_Short problem_.
State how many lines hold the string "Ochrana". Give the number and nothing else.

_Data in this exercise_.
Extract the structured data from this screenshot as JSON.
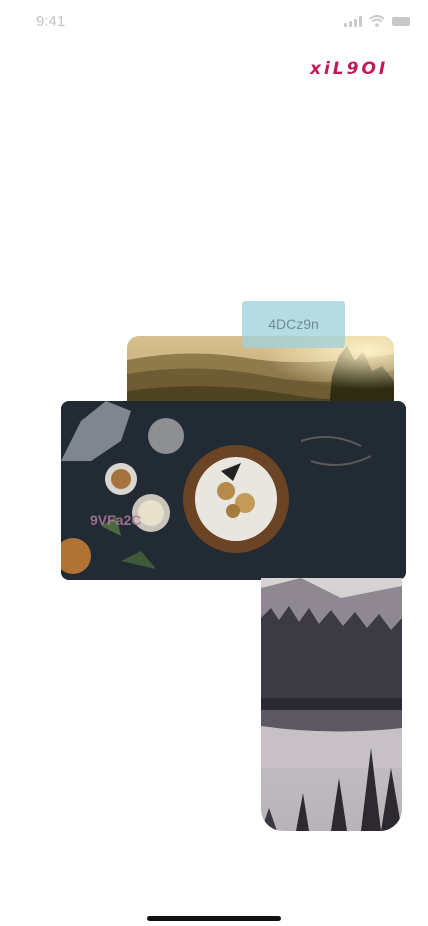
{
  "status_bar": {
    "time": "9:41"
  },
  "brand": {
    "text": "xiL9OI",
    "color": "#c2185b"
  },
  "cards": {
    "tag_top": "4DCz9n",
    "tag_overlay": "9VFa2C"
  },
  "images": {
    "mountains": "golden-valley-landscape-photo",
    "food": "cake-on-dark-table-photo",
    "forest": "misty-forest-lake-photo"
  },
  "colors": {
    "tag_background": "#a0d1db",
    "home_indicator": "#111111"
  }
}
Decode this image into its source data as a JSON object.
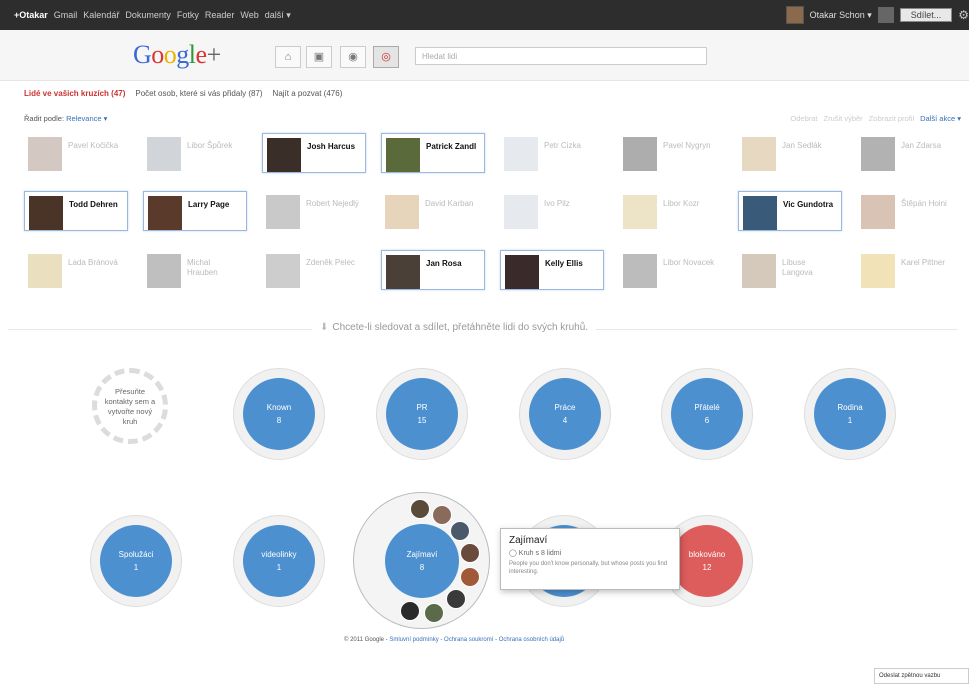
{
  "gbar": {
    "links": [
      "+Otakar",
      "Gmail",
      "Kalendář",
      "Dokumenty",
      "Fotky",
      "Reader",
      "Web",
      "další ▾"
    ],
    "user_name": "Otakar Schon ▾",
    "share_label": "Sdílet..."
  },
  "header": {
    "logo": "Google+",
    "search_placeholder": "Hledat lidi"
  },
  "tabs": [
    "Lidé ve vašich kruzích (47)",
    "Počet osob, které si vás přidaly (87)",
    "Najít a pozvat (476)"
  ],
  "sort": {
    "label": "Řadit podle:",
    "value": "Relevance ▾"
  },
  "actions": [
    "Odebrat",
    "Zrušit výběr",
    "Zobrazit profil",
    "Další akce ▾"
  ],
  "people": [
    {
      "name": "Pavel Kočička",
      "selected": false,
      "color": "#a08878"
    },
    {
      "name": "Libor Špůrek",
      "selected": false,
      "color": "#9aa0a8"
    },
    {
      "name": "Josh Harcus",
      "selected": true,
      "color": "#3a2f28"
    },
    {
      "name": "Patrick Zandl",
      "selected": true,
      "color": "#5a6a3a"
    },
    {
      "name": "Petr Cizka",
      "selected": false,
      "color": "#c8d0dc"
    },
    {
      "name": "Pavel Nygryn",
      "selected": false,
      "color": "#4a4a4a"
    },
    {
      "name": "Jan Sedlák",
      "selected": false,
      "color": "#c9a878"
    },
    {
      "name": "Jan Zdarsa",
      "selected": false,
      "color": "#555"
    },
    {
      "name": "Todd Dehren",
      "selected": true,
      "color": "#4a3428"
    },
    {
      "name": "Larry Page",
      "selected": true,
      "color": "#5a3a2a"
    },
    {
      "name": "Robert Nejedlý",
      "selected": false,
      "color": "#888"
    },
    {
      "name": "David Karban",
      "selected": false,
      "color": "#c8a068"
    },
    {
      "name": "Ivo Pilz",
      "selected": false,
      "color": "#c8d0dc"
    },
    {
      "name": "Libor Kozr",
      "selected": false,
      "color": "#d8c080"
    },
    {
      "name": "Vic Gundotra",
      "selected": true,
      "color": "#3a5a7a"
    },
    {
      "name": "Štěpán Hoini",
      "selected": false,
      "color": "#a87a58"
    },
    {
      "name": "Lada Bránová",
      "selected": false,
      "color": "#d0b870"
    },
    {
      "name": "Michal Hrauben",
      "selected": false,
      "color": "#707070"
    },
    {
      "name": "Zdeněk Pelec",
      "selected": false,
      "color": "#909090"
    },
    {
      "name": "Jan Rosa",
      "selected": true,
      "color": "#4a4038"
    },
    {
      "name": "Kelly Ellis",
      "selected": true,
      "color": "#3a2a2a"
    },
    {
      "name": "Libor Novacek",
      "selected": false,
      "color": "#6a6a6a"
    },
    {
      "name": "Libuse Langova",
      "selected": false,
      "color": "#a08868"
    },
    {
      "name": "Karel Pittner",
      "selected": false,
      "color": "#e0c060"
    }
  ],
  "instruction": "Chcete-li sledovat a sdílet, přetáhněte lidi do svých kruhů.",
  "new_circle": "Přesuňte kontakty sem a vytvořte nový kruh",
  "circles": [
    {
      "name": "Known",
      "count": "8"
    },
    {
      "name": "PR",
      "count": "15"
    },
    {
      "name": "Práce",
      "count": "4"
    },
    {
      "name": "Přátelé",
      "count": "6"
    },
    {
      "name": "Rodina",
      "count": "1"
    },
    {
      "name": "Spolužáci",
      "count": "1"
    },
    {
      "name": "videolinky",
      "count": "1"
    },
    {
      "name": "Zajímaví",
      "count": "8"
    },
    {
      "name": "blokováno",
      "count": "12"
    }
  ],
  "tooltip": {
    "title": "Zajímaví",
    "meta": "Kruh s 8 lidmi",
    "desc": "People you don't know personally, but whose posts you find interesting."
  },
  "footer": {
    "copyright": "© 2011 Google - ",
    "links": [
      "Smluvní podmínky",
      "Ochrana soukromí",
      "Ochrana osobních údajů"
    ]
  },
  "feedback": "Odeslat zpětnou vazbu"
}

_Task result_.
2